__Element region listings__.
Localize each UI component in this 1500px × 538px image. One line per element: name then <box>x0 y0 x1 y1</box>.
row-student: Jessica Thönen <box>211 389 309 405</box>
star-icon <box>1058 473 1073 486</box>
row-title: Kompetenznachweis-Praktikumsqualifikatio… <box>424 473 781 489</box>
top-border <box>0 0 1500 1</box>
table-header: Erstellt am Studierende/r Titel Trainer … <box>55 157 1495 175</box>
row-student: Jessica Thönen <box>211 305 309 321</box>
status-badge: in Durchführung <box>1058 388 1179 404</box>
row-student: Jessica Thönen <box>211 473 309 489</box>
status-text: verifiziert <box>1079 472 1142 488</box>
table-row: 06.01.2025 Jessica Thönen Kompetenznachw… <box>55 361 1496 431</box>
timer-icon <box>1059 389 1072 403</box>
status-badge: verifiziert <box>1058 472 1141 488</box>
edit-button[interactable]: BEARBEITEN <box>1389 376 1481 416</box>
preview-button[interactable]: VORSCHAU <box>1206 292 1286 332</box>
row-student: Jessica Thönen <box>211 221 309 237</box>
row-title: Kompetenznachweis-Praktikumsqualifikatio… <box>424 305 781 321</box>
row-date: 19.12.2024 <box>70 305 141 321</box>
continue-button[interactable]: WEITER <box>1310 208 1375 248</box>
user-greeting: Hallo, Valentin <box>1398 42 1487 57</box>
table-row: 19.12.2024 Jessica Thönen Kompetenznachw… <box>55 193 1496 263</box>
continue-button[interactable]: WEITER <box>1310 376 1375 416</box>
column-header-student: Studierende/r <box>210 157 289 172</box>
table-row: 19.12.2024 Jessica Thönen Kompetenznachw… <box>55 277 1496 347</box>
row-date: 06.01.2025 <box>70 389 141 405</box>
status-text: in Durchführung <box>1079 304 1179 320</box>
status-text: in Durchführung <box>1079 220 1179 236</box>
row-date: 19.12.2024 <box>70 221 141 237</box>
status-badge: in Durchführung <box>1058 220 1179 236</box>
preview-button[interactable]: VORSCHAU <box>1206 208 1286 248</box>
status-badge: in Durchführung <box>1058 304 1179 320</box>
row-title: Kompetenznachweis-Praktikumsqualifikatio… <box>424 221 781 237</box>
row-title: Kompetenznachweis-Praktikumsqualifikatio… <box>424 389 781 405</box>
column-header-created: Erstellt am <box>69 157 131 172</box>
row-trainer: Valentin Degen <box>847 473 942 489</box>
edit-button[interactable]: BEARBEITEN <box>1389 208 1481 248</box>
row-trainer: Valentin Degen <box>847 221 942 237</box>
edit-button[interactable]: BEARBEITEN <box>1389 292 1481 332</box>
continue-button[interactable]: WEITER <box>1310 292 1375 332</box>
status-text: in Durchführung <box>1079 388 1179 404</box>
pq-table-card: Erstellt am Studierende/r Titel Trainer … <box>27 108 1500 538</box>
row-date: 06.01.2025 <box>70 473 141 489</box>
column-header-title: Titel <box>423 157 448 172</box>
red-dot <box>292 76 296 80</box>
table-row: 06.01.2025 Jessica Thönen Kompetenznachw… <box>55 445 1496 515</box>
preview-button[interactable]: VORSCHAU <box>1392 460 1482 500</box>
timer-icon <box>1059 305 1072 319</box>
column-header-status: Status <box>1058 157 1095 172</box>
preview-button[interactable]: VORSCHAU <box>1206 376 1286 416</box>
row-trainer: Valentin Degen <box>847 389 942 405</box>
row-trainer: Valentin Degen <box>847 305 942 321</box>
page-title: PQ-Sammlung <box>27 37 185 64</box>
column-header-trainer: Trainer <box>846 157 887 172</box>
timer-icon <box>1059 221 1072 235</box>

__What the task requires__.
Show every row that contains the string "status".

__Exercise answer__.
status-badge: in Durchführung <box>1058 388 1179 404</box>
status-text: verifiziert <box>1079 472 1142 488</box>
status-badge: verifiziert <box>1058 472 1141 488</box>
status-text: in Durchführung <box>1079 304 1179 320</box>
status-text: in Durchführung <box>1079 220 1179 236</box>
status-badge: in Durchführung <box>1058 220 1179 236</box>
status-badge: in Durchführung <box>1058 304 1179 320</box>
status-text: in Durchführung <box>1079 388 1179 404</box>
column-header-status: Status <box>1058 157 1095 172</box>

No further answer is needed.